■ PROBLEM TO SOLVE: Please extract each line of the rows below that contains the string "search".

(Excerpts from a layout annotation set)
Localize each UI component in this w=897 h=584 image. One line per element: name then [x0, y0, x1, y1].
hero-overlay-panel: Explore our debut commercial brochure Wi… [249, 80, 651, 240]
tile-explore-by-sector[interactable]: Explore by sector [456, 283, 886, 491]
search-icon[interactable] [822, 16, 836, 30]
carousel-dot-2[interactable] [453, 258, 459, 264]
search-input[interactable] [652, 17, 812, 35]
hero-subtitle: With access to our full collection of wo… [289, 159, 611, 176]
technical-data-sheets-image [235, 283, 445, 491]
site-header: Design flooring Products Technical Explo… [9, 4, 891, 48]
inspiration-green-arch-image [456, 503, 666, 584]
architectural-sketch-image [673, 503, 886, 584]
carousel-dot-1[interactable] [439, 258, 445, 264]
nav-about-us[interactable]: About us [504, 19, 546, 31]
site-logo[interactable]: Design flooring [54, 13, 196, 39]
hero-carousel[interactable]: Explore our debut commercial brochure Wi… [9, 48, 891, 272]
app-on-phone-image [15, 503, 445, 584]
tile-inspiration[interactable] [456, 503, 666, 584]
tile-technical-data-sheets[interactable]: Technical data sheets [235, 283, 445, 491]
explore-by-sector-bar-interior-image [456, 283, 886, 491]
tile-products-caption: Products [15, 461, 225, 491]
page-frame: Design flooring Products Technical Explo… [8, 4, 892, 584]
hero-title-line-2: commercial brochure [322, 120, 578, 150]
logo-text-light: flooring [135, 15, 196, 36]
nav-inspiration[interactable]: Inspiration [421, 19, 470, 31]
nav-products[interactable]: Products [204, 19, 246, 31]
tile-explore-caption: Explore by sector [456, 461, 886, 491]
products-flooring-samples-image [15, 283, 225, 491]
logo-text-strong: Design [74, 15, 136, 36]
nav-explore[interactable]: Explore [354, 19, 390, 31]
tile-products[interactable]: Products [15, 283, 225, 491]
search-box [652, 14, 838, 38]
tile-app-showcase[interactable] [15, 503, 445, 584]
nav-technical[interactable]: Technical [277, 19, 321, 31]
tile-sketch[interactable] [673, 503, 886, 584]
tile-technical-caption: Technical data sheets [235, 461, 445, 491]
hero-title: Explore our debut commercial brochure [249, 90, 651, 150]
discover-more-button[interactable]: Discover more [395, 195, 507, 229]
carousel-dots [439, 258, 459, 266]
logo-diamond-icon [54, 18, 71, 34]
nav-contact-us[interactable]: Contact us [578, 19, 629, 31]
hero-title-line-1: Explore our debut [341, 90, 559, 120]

■ EXERCISE OUTPUT:
search-icon[interactable] [822, 16, 836, 30]
search-input[interactable] [652, 17, 812, 35]
search-box [652, 14, 838, 38]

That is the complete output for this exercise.